◆ To be done ◆
Copy out each of the following lines without changing anything.

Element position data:
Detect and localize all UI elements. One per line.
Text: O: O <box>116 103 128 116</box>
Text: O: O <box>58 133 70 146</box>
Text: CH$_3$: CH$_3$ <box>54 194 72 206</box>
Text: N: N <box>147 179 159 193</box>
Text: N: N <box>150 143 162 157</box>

◆ Answer to the task ◆
Detect and localize all UI elements. One per line.
Text: O: O <box>116 103 128 116</box>
Text: O: O <box>58 133 70 146</box>
Text: CH$_3$: CH$_3$ <box>54 194 72 206</box>
Text: N: N <box>147 179 159 193</box>
Text: N: N <box>150 143 162 157</box>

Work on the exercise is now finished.